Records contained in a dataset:
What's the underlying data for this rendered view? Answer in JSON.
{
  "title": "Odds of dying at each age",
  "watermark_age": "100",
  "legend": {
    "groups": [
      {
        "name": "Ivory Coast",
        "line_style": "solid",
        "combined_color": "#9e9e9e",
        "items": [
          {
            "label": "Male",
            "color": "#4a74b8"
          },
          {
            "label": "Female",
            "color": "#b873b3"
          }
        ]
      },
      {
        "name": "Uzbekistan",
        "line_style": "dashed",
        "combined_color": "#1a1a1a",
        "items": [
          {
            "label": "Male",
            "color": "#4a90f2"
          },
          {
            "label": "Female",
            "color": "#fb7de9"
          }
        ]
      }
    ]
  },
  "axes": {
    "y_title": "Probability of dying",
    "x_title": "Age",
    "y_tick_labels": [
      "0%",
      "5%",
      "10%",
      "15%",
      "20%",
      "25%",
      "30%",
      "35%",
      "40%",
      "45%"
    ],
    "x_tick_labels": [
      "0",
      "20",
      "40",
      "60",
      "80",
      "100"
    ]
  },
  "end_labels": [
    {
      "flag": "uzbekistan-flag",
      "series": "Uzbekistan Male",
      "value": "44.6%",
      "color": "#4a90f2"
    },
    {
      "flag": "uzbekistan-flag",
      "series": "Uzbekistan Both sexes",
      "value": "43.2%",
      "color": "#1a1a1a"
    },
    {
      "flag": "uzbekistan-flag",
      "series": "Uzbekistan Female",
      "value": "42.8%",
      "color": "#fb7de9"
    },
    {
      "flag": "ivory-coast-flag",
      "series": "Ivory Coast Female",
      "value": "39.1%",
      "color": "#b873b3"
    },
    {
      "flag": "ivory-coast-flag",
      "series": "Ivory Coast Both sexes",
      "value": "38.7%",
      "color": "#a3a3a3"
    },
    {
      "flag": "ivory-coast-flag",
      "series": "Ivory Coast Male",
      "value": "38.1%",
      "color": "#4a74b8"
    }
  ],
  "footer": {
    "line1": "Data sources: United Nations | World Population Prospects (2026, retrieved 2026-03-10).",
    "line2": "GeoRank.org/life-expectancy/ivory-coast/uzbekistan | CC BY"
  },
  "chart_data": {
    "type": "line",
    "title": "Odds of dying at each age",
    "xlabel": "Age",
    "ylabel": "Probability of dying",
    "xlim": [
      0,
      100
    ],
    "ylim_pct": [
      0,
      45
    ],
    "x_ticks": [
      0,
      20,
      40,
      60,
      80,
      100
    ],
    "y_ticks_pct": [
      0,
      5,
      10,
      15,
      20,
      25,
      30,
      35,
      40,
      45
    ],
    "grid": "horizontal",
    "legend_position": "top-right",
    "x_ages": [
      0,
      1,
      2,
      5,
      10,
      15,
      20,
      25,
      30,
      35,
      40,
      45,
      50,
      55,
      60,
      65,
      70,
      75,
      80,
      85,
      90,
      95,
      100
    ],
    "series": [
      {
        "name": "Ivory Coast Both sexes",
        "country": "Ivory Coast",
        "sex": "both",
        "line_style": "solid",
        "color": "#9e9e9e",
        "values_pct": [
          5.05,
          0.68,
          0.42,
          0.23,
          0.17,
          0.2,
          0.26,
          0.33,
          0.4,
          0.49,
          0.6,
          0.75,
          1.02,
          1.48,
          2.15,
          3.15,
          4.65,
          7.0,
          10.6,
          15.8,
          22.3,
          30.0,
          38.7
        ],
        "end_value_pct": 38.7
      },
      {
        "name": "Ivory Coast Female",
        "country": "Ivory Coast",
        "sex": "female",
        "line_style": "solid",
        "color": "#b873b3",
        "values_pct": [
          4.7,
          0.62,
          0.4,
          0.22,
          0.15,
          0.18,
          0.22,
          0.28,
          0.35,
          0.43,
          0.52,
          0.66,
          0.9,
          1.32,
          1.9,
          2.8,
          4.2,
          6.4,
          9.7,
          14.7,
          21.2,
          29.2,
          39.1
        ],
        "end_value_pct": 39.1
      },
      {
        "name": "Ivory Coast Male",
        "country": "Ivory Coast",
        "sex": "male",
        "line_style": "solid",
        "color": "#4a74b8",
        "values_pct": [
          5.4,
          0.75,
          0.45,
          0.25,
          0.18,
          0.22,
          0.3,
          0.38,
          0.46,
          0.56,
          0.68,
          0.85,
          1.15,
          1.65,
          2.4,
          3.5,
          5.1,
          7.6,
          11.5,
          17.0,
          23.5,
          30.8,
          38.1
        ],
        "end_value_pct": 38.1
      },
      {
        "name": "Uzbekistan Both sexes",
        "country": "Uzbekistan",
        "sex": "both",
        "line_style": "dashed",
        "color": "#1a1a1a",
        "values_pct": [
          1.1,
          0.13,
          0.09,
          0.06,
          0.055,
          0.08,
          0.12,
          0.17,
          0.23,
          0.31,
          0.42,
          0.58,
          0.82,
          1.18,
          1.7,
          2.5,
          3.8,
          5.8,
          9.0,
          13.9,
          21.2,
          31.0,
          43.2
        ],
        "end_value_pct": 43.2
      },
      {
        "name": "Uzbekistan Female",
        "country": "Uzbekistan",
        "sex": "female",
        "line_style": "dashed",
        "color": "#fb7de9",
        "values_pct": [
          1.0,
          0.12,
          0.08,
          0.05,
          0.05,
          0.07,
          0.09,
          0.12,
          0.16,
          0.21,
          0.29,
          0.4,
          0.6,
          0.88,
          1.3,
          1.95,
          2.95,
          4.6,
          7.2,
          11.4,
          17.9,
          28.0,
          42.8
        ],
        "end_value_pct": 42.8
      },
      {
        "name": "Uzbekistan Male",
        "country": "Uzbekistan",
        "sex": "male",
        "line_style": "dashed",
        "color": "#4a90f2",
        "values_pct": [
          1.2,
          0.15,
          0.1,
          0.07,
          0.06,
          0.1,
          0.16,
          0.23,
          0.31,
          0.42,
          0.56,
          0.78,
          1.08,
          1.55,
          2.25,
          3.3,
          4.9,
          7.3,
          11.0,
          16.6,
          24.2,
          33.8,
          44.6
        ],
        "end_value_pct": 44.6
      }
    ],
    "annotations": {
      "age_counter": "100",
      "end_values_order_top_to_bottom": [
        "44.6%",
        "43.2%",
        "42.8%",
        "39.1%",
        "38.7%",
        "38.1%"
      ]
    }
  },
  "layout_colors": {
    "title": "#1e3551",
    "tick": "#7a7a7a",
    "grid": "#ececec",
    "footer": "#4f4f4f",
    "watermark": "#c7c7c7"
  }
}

• _What the task asks_
Check each line of the records above for the string "Odds", and report every line that has it.

• _Answer to the problem_
  "title": "Odds of dying at each age",
    "title": "Odds of dying at each age",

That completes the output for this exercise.